++++ STORED RECORDS

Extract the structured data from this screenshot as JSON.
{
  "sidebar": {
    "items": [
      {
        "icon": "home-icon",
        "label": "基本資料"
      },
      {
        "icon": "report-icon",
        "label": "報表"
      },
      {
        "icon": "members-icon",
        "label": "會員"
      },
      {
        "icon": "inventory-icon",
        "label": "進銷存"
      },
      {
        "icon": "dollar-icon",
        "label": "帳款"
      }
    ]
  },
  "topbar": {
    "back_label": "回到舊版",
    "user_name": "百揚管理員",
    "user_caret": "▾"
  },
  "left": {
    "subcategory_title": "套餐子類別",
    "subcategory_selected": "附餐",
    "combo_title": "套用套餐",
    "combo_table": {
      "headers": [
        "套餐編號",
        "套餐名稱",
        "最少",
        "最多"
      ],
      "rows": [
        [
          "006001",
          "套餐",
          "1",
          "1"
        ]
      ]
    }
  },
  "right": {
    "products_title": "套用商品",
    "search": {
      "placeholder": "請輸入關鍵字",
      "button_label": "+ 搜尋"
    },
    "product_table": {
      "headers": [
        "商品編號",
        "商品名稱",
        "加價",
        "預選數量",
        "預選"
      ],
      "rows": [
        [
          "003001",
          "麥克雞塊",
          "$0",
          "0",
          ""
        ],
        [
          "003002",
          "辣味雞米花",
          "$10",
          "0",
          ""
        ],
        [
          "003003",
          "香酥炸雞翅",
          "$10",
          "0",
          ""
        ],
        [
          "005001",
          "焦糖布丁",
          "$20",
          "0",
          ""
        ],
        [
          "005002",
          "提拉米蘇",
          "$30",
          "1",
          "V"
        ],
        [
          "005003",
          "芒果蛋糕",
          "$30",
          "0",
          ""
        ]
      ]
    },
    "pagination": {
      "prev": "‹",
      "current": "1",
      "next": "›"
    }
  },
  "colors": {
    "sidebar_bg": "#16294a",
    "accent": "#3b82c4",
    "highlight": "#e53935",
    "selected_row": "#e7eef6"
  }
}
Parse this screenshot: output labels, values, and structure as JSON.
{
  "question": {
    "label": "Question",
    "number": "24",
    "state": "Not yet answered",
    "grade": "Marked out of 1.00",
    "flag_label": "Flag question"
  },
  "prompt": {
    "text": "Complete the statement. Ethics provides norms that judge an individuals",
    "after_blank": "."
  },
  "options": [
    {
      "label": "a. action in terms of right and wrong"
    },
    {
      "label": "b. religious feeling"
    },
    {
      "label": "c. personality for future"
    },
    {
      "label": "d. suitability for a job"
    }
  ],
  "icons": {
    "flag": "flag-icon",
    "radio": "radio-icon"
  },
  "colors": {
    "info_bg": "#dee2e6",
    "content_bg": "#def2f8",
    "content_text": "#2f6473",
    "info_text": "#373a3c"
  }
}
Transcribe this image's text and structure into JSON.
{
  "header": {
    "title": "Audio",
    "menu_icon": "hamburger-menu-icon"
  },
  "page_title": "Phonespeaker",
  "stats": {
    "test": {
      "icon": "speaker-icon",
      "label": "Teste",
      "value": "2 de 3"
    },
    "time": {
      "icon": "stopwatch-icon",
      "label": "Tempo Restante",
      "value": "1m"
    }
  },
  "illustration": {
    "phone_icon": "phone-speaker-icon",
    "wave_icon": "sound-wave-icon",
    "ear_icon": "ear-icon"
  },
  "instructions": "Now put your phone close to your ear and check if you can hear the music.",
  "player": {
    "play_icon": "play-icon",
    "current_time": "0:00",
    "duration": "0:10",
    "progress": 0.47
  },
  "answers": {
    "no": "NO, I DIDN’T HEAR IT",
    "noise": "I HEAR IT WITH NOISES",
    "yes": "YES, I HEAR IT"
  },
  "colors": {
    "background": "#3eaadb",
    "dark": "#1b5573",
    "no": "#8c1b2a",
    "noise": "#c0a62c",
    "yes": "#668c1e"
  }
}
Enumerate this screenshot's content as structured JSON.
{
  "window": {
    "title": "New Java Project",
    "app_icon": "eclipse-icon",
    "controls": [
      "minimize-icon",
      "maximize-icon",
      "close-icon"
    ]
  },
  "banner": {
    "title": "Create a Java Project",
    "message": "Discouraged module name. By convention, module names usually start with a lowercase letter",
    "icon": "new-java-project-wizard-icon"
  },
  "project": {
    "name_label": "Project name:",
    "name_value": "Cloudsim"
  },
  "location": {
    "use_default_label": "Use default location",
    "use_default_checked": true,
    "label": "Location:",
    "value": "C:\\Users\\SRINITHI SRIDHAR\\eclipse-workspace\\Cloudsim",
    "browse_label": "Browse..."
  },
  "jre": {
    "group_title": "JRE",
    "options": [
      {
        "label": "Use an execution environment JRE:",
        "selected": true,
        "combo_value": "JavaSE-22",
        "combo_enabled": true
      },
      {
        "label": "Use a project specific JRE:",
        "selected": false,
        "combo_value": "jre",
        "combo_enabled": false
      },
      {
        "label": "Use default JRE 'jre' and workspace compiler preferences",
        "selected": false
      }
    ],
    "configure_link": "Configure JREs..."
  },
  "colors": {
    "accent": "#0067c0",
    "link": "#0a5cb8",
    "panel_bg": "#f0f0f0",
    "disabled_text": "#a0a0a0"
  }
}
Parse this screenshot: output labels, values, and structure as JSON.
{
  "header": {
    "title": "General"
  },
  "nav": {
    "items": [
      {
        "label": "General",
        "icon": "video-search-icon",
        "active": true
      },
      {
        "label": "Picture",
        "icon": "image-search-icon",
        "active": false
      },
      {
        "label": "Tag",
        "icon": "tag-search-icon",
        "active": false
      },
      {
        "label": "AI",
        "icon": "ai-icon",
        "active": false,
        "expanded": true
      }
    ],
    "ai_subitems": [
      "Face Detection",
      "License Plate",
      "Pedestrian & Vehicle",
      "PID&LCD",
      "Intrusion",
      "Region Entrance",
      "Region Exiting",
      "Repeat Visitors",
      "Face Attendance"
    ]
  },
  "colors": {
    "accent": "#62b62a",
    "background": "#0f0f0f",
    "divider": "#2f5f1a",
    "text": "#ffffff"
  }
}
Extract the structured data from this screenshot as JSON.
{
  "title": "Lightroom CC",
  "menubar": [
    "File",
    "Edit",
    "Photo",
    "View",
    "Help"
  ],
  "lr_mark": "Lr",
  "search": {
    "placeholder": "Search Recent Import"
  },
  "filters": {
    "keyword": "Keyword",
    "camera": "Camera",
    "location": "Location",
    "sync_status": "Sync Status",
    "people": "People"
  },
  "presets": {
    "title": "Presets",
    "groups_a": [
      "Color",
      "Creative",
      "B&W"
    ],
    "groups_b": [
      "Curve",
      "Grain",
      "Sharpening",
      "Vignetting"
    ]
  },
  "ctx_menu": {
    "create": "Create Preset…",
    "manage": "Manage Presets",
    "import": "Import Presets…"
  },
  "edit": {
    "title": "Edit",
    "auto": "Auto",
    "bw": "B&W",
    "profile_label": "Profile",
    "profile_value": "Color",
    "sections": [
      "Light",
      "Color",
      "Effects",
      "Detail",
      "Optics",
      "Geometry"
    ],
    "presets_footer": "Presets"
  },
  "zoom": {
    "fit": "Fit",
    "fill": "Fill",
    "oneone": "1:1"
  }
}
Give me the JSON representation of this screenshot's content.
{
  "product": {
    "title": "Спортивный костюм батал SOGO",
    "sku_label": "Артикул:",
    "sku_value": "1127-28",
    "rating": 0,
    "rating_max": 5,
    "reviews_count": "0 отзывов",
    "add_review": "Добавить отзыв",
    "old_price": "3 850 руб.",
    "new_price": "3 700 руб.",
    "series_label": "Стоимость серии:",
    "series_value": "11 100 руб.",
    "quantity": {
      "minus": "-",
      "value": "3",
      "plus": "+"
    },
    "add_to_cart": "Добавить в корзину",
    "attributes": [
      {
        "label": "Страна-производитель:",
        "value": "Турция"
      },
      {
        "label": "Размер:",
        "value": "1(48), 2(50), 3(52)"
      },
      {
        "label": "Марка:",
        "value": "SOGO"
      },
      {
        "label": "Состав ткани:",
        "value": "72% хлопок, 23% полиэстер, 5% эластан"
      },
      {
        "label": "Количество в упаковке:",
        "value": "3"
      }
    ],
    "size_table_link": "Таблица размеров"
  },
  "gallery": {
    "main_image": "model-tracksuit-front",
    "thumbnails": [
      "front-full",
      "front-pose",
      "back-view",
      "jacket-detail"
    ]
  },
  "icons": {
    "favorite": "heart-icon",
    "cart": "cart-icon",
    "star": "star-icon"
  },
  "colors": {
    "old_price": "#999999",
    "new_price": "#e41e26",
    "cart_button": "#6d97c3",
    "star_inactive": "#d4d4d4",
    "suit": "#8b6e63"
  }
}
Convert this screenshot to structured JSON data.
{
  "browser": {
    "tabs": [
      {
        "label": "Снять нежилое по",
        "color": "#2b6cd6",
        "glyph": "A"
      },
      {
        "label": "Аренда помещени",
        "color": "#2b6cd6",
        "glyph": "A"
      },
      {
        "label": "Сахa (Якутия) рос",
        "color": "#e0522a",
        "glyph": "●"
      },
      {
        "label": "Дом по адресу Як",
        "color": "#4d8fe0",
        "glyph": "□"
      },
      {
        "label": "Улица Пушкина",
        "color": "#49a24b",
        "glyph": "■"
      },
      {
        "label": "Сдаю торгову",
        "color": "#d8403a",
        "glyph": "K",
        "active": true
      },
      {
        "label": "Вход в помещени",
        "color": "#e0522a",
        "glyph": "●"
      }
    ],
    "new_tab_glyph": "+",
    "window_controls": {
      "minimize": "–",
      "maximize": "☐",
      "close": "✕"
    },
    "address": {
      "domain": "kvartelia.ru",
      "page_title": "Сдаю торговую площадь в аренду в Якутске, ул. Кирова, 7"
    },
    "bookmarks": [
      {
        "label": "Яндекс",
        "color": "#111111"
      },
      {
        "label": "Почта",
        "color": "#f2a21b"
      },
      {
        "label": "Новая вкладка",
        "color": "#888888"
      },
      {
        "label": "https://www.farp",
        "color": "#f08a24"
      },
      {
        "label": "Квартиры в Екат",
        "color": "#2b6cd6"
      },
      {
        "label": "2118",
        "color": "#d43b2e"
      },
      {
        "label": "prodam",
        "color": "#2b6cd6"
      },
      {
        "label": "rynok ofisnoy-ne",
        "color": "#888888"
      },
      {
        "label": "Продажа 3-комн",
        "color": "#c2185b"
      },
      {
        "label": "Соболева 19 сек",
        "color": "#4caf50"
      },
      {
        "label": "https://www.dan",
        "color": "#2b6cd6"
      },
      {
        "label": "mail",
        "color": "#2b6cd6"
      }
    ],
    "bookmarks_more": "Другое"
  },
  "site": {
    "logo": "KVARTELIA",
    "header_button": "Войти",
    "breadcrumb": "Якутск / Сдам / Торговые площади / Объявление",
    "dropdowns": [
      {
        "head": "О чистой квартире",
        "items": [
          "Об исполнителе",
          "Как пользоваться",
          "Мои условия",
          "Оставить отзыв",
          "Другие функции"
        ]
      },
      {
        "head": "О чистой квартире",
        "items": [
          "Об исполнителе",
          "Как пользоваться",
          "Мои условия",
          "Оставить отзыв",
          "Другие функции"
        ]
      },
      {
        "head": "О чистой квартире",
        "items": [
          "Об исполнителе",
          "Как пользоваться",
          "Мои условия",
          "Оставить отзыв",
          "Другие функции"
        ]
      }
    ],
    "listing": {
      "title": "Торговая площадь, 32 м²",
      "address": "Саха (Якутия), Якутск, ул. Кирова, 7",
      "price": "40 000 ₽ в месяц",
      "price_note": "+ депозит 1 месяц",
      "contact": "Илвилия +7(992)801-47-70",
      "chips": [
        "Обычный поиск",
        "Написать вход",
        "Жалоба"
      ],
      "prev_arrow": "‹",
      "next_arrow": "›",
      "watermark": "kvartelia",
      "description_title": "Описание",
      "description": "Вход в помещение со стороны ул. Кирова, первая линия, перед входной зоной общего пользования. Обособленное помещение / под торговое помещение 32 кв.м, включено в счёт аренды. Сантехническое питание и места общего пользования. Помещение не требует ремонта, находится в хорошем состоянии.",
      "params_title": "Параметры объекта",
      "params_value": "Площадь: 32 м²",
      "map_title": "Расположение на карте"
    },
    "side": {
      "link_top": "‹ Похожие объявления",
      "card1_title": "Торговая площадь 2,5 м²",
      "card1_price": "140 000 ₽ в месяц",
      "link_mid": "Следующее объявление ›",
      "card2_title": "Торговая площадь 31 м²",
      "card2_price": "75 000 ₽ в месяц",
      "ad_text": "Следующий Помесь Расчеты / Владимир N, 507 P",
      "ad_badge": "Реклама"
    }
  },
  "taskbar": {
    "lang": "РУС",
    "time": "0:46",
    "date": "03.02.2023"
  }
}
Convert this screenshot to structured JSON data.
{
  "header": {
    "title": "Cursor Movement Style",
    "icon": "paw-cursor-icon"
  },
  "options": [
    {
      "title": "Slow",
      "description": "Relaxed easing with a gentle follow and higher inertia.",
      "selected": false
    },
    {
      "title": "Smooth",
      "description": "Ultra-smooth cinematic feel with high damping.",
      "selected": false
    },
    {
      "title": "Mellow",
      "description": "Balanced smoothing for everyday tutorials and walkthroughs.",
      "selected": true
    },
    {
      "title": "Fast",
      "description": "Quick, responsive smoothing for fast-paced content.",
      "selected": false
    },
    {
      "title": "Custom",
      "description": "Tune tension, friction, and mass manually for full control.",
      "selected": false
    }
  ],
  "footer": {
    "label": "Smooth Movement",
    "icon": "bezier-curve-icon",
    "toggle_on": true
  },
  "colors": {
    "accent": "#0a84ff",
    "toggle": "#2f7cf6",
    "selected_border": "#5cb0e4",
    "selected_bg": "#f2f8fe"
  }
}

++++++++

YOUR OBJECTIVE: From the listing, copy every line where the string "Movement" appears.

RESPONSE FOR THIS EXERCISE:
    "title": "Cursor Movement Style",
    "label": "Smooth Movement",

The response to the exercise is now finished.